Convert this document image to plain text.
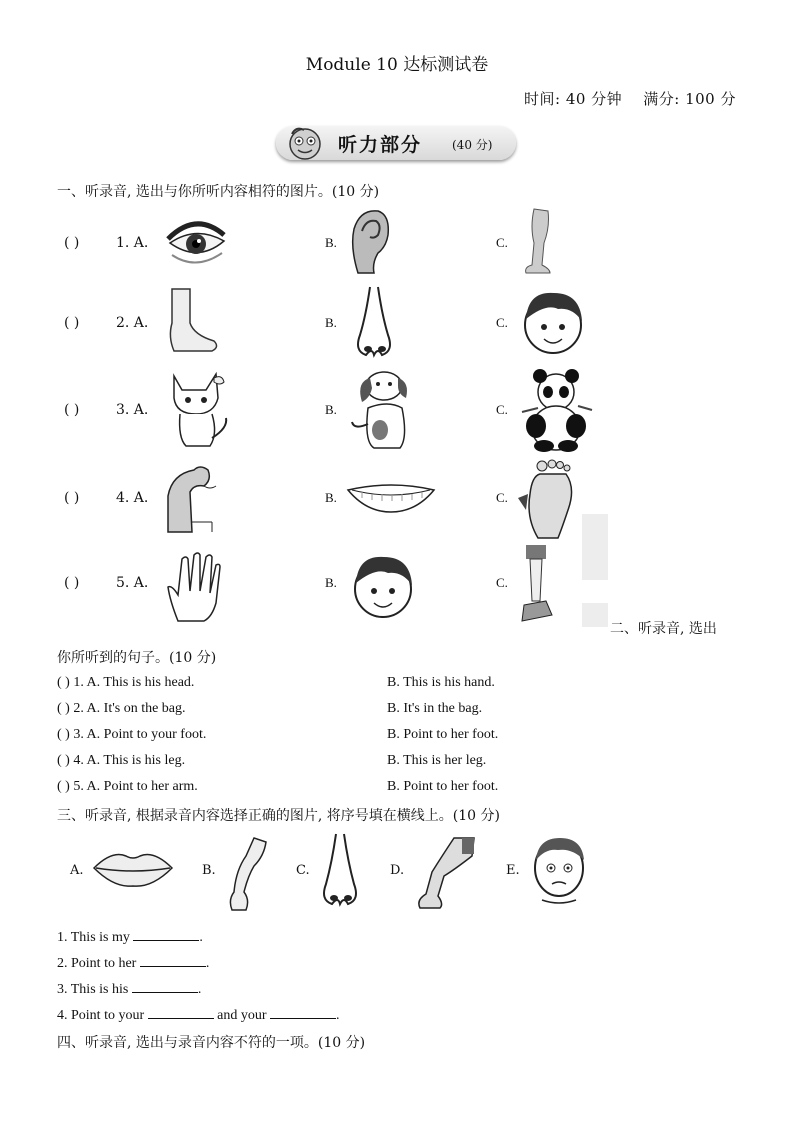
Module 10 达标测试卷
时间: 40 分钟 满分: 100 分
听力部分 (40 分)
一、听录音, 选出与你所听内容相符的图片。(10 分)
( )	1. A.	B.	C.
( )	2. A.	B.	C.
( )	3. A.	B.	C.
( )	4. A.	B.	C.
( )	5. A.	B.	C.
二、听录音, 选出
你所听到的句子。(10 分)
( ) 1. A. This is his head.	B. This is his hand.
( ) 2. A. It's on the bag.	B. It's in the bag.
( ) 3. A. Point to your foot.	B. Point to her foot.
( ) 4. A. This is his leg.	B. This is her leg.
( ) 5. A. Point to her arm.	B. Point to her foot.
三、听录音, 根据录音内容选择正确的图片, 将序号填在横线上。(10 分)
A.	B.	C.	D.	E.
1. This is my	.
2. Point to her	.
3. This is his	.
4. Point to your	and your	.
四、听录音, 选出与录音内容不符的一项。(10 分)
—————
## STATED PROBLEM
Apart from the pictures, the entries above are to be repeated in full and exactly.

## THE SOLUTION
Convert this document image to plain text.
Module 10 达标测试卷
时间: 40 分钟 满分: 100 分
听力部分 (40 分)
一、听录音, 选出与你所听内容相符的图片。(10 分)
( )	1. A.	B.	C.
( )	2. A.	B.	C.
( )	3. A.	B.	C.
( )	4. A.	B.	C.
( )	5. A.	B.	C.
二、听录音, 选出
你所听到的句子。(10 分)
( ) 1. A. This is his head.	B. This is his hand.
( ) 2. A. It's on the bag.	B. It's in the bag.
( ) 3. A. Point to your foot.	B. Point to her foot.
( ) 4. A. This is his leg.	B. This is her leg.
( ) 5. A. Point to her arm.	B. Point to her foot.
三、听录音, 根据录音内容选择正确的图片, 将序号填在横线上。(10 分)
A.	B.	C.	D.	E.
1. This is my	.
2. Point to her	.
3. This is his	.
4. Point to your	and your	.
四、听录音, 选出与录音内容不符的一项。(10 分)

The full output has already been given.